TASK OBJECTIVE: Below are some records. Pull every line that contains the word "Galleria".

Rows from a figure dataset:
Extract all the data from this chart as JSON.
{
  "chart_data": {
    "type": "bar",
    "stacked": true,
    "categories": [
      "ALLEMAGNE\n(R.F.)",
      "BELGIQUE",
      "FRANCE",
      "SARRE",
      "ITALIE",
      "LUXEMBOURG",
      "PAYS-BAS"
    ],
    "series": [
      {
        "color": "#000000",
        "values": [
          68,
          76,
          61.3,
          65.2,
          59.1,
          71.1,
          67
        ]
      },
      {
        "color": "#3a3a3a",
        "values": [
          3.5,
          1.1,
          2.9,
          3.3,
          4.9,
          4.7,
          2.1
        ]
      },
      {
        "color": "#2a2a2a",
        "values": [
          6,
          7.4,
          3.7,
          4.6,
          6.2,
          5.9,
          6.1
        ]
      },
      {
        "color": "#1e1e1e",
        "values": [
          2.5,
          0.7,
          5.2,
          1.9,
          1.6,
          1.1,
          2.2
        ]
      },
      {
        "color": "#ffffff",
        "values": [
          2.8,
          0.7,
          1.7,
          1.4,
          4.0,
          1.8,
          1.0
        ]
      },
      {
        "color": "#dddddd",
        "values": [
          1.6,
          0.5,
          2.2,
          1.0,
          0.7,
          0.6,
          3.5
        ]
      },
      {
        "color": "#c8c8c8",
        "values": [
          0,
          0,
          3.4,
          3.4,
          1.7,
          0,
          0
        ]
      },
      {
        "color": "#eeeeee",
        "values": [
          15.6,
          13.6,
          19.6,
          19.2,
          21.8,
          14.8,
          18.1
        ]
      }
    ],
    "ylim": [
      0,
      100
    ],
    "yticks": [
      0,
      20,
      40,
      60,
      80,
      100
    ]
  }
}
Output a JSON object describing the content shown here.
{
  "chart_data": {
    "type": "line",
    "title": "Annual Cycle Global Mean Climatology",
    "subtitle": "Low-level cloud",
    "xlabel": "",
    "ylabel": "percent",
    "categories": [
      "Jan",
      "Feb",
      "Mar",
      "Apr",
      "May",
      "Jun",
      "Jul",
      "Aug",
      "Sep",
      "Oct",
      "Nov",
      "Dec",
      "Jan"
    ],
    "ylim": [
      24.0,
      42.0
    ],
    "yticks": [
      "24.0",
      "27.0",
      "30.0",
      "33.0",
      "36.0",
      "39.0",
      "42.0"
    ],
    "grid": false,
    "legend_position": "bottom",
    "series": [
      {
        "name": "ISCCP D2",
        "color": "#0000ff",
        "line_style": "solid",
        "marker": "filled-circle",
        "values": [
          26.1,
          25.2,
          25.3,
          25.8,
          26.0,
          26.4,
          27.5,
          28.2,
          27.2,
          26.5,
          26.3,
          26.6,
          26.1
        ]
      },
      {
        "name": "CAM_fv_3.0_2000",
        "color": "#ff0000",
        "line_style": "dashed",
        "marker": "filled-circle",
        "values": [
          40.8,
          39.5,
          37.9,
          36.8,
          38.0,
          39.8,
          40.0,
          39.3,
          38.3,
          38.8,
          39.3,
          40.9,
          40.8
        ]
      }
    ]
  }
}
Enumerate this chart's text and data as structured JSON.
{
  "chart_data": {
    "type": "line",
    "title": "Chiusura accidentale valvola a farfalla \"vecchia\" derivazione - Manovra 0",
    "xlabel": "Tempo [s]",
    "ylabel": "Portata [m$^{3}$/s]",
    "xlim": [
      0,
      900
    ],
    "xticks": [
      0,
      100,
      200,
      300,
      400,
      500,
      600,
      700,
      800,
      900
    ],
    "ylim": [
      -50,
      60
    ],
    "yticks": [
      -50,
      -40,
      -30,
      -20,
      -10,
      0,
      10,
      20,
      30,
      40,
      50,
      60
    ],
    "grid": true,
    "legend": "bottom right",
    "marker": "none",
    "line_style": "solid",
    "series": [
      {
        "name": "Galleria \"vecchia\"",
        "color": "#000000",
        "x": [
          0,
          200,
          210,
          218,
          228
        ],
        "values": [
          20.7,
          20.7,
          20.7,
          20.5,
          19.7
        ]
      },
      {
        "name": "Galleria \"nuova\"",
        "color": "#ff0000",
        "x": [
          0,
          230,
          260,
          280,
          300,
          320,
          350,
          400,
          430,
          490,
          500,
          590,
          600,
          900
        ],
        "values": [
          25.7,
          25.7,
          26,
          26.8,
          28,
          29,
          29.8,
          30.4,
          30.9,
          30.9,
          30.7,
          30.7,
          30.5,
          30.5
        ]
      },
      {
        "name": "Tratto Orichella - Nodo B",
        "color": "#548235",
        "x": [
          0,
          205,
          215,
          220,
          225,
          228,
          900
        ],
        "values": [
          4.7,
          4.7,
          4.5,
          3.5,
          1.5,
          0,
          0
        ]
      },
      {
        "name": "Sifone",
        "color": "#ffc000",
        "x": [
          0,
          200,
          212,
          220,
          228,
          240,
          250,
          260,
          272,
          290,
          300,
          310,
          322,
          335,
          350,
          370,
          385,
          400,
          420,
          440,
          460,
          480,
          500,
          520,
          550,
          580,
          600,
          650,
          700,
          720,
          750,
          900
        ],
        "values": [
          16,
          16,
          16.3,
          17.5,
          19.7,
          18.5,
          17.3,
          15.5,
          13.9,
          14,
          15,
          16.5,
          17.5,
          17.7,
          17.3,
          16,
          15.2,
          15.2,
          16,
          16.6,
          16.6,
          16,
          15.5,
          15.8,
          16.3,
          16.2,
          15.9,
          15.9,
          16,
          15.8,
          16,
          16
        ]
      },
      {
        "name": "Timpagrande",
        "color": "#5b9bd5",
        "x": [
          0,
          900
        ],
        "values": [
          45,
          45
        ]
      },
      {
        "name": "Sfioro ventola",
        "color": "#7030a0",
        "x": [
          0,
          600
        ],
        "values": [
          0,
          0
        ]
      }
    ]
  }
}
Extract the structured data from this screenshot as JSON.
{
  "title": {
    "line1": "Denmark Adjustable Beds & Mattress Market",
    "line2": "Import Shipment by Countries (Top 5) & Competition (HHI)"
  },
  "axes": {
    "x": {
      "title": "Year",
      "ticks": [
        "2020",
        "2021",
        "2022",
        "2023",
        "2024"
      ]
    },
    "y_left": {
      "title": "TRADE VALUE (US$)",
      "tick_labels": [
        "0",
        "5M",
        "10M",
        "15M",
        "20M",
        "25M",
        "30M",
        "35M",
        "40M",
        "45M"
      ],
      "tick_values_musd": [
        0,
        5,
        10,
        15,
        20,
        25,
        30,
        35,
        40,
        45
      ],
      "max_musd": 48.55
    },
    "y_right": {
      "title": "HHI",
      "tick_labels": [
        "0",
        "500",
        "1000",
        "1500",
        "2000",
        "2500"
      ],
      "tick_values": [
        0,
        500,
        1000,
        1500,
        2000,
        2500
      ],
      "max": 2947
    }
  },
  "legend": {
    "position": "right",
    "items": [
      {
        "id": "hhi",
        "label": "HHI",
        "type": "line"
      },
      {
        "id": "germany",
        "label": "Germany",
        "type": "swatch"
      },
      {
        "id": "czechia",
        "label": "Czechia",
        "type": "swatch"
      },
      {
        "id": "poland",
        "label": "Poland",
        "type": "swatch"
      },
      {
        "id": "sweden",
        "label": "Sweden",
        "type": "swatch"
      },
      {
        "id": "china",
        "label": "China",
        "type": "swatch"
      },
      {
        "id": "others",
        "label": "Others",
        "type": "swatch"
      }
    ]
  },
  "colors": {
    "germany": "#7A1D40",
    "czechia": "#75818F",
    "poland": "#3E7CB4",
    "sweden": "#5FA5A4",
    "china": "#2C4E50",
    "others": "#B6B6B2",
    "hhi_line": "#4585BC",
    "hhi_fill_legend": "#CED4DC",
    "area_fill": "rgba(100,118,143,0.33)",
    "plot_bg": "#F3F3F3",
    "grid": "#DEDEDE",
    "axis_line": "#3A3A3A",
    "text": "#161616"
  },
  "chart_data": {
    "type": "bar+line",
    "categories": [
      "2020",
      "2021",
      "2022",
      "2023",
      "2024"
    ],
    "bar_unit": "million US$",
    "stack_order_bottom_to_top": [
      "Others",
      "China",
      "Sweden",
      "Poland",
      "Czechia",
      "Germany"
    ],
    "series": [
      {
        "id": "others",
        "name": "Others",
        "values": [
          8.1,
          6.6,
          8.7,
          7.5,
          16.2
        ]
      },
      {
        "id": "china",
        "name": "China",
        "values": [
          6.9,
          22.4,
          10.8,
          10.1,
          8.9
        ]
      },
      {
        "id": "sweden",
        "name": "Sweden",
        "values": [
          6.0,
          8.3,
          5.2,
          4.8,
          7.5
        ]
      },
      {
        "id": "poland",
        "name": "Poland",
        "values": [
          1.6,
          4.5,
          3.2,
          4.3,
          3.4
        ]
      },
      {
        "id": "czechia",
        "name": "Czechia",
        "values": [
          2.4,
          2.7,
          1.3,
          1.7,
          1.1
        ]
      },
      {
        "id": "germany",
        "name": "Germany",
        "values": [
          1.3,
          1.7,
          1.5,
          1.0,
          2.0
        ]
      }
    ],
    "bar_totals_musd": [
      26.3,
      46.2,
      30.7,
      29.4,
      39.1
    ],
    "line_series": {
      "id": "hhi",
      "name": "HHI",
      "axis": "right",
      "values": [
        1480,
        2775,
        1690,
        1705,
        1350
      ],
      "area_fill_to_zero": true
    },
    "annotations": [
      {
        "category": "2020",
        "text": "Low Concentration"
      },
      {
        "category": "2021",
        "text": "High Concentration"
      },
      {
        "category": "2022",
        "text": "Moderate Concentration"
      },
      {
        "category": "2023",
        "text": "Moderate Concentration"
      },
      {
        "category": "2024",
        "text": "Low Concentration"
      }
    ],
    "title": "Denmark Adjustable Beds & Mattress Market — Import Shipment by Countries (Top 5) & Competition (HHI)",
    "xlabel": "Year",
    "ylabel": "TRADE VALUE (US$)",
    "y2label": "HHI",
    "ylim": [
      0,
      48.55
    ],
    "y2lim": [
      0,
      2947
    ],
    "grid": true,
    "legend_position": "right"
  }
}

TASK SOLUTION:
        "name": "Galleria \"vecchia\"",
        "name": "Galleria \"nuova\"",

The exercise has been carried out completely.